[start]

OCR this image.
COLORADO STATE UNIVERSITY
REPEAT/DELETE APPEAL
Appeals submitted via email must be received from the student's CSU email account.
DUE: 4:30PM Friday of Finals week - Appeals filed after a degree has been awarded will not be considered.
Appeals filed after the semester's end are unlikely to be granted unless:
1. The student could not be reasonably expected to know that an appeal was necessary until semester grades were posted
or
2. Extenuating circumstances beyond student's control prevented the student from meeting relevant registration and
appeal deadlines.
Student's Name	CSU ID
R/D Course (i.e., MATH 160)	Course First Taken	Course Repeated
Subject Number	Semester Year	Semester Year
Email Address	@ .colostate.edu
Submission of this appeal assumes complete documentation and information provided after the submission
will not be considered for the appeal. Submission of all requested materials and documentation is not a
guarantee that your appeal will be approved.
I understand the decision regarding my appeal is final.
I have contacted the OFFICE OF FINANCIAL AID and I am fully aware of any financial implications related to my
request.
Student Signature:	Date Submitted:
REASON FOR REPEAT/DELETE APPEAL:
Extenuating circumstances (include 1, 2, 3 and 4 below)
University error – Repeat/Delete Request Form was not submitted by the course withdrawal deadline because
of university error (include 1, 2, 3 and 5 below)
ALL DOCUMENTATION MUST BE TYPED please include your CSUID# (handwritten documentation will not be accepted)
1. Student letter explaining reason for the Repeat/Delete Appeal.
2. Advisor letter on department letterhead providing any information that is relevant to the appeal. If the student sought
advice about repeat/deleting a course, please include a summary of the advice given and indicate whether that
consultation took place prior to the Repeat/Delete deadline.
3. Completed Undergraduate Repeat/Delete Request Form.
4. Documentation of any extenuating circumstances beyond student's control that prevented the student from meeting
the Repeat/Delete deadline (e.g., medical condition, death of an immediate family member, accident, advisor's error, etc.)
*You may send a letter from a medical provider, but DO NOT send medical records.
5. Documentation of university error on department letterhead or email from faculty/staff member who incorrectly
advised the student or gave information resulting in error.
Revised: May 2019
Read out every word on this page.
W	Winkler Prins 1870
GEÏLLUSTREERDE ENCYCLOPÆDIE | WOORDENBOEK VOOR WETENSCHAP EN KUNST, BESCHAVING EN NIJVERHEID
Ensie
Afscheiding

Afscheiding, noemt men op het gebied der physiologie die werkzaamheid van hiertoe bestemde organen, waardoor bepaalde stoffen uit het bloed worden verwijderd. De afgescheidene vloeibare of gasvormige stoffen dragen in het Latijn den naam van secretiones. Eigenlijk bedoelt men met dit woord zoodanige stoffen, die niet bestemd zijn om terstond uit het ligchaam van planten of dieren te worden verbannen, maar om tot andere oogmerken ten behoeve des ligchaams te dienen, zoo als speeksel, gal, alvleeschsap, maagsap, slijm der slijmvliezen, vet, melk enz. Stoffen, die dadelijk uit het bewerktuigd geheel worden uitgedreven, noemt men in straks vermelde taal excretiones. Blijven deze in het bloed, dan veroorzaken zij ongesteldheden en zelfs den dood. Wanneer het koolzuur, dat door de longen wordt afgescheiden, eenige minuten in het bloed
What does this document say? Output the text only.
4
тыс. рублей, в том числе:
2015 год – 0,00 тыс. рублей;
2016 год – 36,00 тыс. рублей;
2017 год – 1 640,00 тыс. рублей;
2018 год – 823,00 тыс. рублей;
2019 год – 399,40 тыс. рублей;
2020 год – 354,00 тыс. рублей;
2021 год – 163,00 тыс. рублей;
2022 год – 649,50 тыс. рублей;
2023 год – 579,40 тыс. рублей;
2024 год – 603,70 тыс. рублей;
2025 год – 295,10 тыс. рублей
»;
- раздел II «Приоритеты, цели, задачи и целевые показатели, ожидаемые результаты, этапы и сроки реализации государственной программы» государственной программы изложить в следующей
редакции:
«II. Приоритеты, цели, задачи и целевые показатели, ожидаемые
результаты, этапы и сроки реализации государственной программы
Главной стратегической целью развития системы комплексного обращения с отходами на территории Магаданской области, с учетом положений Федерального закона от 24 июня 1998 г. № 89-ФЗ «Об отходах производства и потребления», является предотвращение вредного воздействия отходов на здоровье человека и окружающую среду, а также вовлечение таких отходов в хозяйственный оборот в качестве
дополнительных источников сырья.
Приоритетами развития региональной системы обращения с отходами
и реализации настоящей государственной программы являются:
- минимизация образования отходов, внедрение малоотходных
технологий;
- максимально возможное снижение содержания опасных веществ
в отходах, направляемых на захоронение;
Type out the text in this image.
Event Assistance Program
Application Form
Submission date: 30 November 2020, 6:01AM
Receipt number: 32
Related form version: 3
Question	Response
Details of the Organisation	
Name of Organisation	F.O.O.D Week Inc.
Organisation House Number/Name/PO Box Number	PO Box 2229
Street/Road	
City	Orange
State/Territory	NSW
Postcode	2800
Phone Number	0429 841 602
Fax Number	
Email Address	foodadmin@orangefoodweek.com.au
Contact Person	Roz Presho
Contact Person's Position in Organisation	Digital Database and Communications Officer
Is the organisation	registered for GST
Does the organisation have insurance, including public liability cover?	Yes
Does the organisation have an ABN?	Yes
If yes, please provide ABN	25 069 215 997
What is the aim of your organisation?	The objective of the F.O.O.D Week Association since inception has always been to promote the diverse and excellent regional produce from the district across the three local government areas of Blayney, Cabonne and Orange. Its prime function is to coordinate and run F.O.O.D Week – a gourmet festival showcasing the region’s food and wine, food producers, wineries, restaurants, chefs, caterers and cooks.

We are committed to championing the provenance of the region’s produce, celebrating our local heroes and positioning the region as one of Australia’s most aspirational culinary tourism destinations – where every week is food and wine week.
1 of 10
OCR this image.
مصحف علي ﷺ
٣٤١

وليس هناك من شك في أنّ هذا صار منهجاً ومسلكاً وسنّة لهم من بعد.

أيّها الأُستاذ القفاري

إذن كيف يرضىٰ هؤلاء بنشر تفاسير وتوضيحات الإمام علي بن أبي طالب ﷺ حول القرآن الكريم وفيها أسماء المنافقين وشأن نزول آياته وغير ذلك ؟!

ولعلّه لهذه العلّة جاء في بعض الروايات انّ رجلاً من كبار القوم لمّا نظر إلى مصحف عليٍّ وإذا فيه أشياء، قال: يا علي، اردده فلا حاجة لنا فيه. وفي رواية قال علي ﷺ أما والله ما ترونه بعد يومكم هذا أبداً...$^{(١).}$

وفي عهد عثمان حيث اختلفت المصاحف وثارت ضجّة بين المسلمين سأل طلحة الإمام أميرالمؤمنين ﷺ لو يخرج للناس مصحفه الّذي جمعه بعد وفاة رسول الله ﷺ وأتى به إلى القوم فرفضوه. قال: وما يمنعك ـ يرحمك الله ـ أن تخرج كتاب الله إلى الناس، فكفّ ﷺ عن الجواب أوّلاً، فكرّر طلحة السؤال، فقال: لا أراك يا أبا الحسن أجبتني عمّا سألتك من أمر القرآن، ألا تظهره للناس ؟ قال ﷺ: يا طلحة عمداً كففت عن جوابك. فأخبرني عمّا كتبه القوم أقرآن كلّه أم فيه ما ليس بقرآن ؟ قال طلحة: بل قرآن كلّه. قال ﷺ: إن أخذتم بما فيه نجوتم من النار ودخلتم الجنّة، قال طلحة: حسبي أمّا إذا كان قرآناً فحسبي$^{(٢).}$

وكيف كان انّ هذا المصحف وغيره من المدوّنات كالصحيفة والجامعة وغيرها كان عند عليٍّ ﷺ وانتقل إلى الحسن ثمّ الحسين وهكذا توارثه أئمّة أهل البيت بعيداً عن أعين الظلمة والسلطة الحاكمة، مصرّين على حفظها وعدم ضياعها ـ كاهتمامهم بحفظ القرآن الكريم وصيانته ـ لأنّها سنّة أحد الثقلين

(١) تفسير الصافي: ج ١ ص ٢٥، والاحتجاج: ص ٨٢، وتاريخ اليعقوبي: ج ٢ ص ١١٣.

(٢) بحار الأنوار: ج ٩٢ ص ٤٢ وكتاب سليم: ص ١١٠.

[end]

DIRECTION ▸
Go through the material and copy out every line with "государственной" in it.

THE RESPONSE ▸
- раздел II «Приоритеты, цели, задачи и целевые показатели, ожидаемые результаты, этапы и сроки реализации государственной программы» государственной программы изложить в следующей
результаты, этапы и сроки реализации государственной программы
и реализации настоящей государственной программы являются:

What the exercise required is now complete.